* [WHAT THIS TASK INVOLVES]: Your task is to copy the listing exactly. Drop any pictures from the copy.

* [Source records]:
+ + + + +

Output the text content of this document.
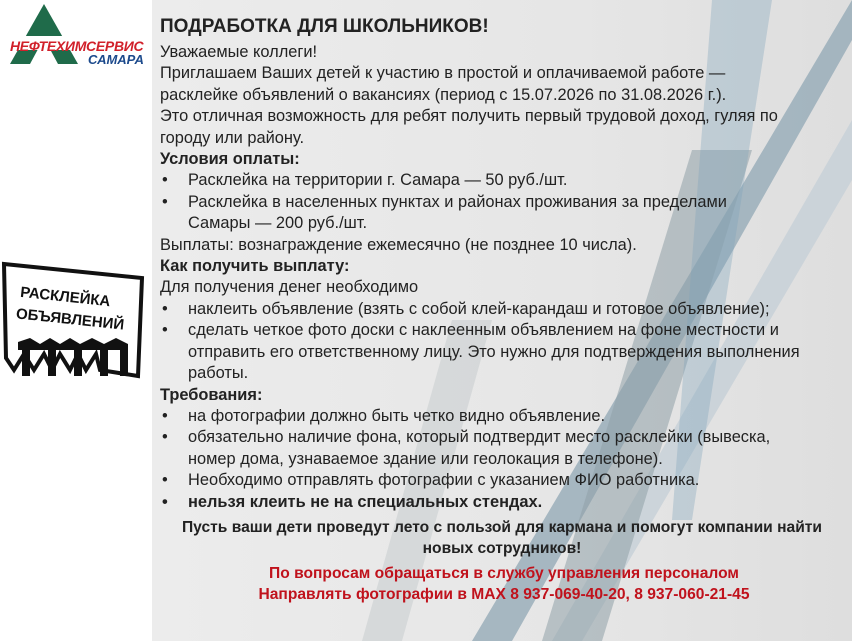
НЕФТЕХИМСЕРВИС
САМАРА
РАСКЛЕЙКА
ОБЪЯВЛЕНИЙ
ПОДРАБОТКА ДЛЯ ШКОЛЬНИКОВ!
Уважаемые коллеги!
Приглашаем Ваших детей к участию в простой и оплачиваемой работе —
расклейке объявлений о вакансиях (период с 15.07.2026 по 31.08.2026 г.).
Это отличная возможность для ребят получить первый трудовой доход, гуляя по
городу или району.
Условия оплаты:
• Расклейка на территории г. Самара — 50 руб./шт.
• Расклейка в населенных пунктах и районах проживания за пределами
Самары — 200 руб./шт.
Выплаты: вознаграждение ежемесячно (не позднее 10 числа).
Как получить выплату:
Для получения денег необходимо
• наклеить объявление (взять с собой клей-карандаш и готовое объявление);
• сделать четкое фото доски с наклеенным объявлением на фоне местности и
отправить его ответственному лицу. Это нужно для подтверждения выполнения
работы.
Требования:
• на фотографии должно быть четко видно объявление.
• обязательно наличие фона, который подтвердит место расклейки (вывеска,
номер дома, узнаваемое здание или геолокация в телефоне).
• Необходимо отправлять фотографии с указанием ФИО работника.
• нельзя клеить не на специальных стендах.
Пусть ваши дети проведут лето с пользой для кармана и помогут компании найти
новых сотрудников!
По вопросам обращаться в службу управления персоналом
Направлять фотографии в МАХ 8 937-069-40-20, 8 937-060-21-45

+ + + + +

* [OUTPUT OF THE TASK]:
Output the text content of this document.
НЕФТЕХИМСЕРВИС
САМАРА
РАСКЛЕЙКА
ОБЪЯВЛЕНИЙ
ПОДРАБОТКА ДЛЯ ШКОЛЬНИКОВ!
Уважаемые коллеги!
Приглашаем Ваших детей к участию в простой и оплачиваемой работе —
расклейке объявлений о вакансиях (период с 15.07.2026 по 31.08.2026 г.).
Это отличная возможность для ребят получить первый трудовой доход, гуляя по
городу или району.
Условия оплаты:
• Расклейка на территории г. Самара — 50 руб./шт.
• Расклейка в населенных пунктах и районах проживания за пределами
Самары — 200 руб./шт.
Выплаты: вознаграждение ежемесячно (не позднее 10 числа).
Как получить выплату:
Для получения денег необходимо
• наклеить объявление (взять с собой клей-карандаш и готовое объявление);
• сделать четкое фото доски с наклеенным объявлением на фоне местности и
отправить его ответственному лицу. Это нужно для подтверждения выполнения
работы.
Требования:
• на фотографии должно быть четко видно объявление.
• обязательно наличие фона, который подтвердит место расклейки (вывеска,
номер дома, узнаваемое здание или геолокация в телефоне).
• Необходимо отправлять фотографии с указанием ФИО работника.
• нельзя клеить не на специальных стендах.
Пусть ваши дети проведут лето с пользой для кармана и помогут компании найти
новых сотрудников!
По вопросам обращаться в службу управления персоналом
Направлять фотографии в МАХ 8 937-069-40-20, 8 937-060-21-45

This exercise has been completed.